● Written instruction
Some lines in the listing below may include the string "calendar". How many are there? Give only the number.

Collected data entries
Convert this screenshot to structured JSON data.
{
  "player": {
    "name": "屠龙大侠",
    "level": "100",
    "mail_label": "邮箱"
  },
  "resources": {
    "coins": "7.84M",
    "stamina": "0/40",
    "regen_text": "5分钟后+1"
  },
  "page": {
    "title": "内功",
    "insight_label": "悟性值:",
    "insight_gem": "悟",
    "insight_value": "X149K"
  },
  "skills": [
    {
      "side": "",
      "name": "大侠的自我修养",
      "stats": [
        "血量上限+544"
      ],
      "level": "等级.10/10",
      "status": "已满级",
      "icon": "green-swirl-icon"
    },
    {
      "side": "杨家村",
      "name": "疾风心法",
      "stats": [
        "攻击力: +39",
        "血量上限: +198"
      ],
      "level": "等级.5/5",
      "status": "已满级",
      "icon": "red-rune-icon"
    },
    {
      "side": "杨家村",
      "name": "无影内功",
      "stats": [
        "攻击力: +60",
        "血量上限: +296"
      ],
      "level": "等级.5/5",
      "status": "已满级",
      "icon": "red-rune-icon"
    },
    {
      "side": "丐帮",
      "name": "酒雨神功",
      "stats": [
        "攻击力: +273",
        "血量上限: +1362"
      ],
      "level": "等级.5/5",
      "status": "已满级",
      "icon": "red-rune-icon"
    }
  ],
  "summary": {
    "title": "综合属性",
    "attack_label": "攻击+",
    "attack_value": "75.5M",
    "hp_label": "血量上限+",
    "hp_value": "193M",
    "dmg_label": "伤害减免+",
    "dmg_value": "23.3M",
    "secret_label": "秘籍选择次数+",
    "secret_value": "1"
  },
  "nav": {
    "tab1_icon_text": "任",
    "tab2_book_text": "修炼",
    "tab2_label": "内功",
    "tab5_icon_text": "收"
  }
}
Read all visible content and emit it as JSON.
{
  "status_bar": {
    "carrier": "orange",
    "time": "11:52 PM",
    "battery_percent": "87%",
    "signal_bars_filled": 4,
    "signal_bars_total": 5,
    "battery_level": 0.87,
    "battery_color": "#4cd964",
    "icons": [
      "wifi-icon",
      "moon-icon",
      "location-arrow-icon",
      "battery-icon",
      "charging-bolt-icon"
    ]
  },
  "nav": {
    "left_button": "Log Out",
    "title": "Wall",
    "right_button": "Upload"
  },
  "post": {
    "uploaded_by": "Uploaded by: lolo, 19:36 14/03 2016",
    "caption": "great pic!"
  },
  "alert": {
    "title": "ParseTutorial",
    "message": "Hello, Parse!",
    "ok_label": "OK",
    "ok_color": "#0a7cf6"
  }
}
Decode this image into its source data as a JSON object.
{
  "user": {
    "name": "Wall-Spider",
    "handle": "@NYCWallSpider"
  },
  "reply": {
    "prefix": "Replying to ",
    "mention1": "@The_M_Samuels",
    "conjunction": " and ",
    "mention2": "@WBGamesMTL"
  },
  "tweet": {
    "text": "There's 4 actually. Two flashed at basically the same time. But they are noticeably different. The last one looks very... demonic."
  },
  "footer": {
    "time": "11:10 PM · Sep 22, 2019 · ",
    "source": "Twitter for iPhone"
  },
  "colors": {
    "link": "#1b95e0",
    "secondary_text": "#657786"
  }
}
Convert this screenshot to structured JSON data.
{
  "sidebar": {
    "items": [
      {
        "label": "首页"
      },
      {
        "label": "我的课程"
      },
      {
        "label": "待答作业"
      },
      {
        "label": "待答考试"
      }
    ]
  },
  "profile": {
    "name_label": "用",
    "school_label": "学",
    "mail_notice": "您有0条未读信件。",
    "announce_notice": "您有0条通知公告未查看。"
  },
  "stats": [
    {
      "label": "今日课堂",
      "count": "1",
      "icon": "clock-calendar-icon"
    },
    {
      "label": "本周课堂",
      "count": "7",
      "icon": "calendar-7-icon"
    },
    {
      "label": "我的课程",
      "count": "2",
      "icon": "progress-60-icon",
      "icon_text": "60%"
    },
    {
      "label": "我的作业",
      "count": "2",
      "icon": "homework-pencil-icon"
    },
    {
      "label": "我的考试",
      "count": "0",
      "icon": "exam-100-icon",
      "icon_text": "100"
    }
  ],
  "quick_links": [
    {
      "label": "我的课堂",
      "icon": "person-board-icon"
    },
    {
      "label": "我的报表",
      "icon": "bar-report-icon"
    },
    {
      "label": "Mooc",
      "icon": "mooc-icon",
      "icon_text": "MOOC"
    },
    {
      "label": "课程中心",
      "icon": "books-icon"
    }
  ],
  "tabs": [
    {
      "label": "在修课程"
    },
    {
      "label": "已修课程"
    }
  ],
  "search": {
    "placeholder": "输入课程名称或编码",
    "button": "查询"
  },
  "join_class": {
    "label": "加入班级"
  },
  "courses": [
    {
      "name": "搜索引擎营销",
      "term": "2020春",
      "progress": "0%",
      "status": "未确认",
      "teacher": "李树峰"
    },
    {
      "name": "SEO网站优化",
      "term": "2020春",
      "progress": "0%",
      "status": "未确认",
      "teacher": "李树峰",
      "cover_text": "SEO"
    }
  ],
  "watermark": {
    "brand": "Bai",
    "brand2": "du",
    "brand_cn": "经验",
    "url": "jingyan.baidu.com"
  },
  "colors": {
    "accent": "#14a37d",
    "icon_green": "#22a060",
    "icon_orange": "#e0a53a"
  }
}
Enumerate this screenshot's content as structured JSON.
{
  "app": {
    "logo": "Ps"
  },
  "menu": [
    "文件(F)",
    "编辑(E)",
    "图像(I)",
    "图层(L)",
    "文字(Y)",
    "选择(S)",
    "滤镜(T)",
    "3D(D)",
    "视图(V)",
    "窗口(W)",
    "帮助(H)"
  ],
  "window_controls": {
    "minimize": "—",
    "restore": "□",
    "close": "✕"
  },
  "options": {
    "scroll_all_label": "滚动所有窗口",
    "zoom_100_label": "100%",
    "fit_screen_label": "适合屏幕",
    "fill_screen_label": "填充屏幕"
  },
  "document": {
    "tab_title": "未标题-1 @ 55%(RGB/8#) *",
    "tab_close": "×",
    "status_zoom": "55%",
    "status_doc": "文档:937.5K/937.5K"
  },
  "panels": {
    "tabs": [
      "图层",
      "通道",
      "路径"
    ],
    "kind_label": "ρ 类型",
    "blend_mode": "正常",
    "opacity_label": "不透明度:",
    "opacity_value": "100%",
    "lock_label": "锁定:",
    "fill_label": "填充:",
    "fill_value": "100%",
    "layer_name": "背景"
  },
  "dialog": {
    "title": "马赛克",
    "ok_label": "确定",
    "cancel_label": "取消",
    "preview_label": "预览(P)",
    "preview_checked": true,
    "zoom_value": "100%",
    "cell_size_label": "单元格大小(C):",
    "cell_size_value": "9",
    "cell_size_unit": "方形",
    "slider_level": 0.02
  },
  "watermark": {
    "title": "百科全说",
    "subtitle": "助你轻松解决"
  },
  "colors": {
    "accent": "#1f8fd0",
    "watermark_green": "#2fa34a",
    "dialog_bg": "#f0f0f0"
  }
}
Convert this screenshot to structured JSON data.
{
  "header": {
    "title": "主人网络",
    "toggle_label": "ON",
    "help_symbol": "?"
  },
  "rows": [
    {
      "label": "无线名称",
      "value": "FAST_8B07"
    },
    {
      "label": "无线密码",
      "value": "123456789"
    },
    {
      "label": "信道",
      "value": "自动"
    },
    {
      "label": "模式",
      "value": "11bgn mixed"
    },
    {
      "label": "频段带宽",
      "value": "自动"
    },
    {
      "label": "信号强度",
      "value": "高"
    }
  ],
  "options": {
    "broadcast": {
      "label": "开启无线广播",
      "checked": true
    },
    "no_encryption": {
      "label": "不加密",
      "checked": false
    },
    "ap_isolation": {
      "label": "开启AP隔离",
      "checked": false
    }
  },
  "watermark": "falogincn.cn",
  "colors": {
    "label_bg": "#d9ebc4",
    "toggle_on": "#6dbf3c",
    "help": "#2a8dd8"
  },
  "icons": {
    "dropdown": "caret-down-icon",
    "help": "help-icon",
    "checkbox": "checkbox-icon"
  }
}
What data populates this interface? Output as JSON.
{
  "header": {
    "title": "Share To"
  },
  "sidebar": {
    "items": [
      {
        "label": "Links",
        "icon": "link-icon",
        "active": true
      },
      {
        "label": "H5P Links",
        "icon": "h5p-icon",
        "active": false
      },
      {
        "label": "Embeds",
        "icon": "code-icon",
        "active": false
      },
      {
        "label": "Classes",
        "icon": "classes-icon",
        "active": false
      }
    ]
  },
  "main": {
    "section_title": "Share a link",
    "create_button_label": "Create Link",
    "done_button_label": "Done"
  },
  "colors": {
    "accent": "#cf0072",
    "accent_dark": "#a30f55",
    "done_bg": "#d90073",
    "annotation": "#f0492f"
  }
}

● Full output
2